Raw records
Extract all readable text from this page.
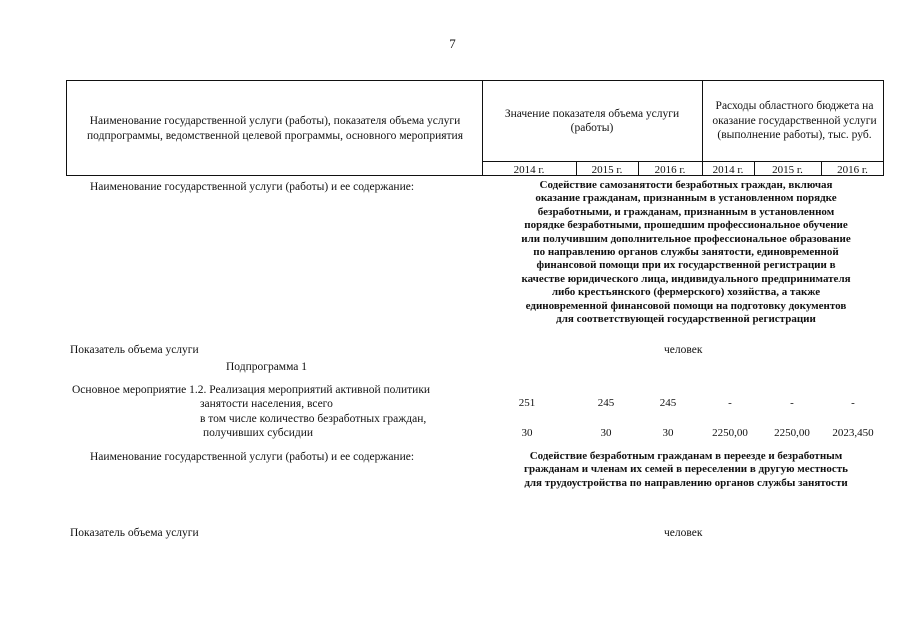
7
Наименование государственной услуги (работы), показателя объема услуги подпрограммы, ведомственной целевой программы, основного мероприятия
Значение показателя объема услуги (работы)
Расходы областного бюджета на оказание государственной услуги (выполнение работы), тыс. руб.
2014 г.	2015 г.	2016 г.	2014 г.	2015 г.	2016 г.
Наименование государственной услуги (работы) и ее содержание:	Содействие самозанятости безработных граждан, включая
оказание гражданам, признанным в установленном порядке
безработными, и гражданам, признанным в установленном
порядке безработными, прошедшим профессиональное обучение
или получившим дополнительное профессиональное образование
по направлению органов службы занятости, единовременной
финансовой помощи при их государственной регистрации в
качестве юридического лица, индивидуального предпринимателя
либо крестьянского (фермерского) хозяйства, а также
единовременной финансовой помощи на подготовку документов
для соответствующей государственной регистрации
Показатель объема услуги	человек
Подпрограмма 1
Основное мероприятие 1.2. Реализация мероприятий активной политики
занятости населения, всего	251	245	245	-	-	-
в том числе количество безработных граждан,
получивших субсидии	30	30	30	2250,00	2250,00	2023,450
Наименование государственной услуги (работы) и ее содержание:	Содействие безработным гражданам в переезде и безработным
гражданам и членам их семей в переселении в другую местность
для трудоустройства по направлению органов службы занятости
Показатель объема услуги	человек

---

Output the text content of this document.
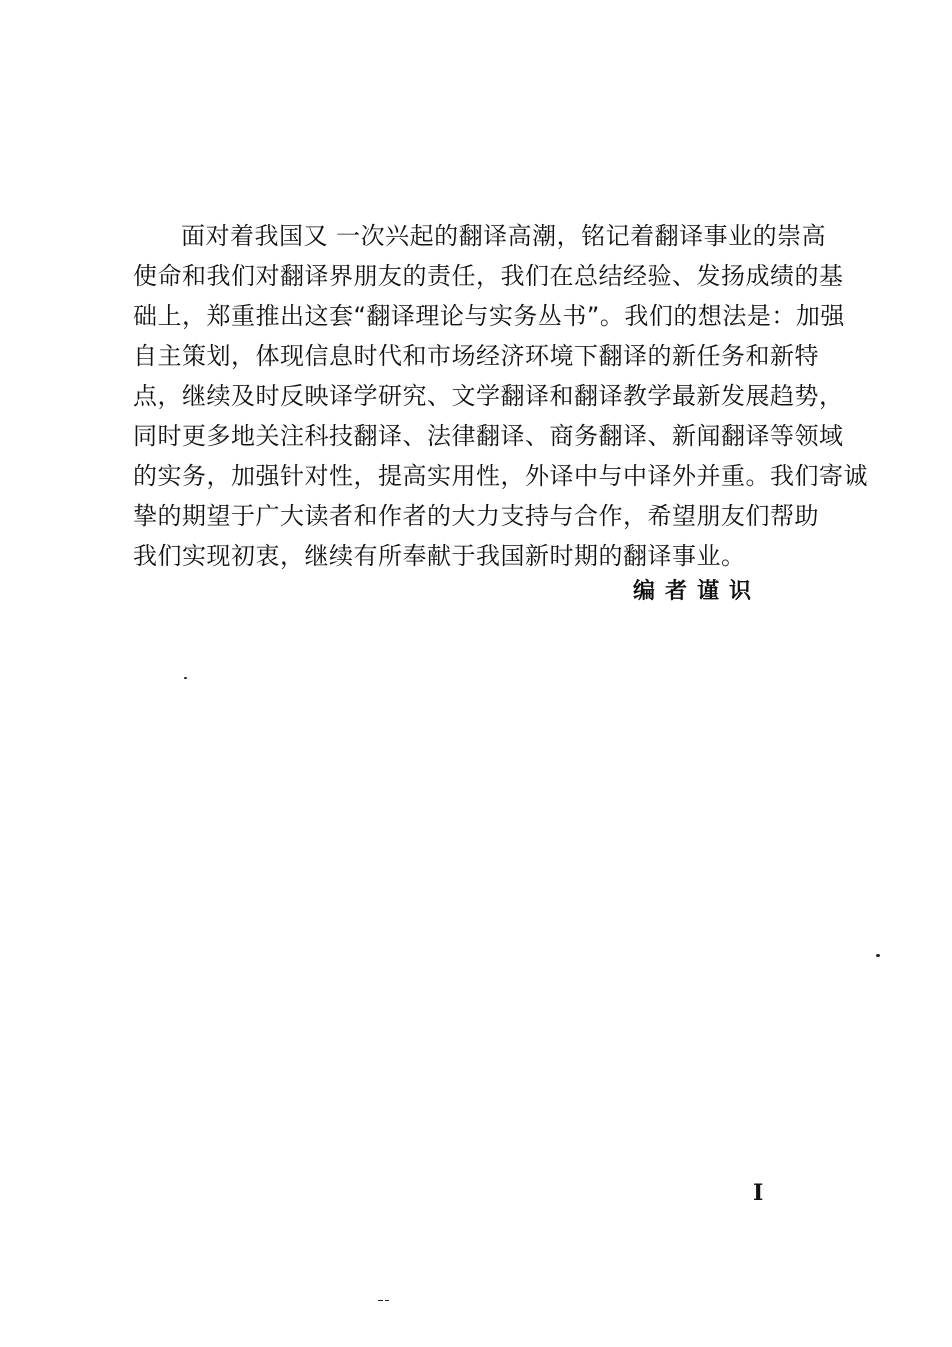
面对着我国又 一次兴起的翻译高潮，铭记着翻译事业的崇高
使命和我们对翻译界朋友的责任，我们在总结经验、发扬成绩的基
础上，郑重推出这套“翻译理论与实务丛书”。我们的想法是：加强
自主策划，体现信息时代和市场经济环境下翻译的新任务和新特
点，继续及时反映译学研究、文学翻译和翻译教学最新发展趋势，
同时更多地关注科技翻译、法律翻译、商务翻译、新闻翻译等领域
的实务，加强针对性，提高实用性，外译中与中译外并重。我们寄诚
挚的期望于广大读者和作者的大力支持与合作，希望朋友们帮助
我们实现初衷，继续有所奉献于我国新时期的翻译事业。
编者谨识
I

__REQUEST__
Establish how many lines of the records contain the string "показателя" and state that number without elaboration.

__REPLY__
2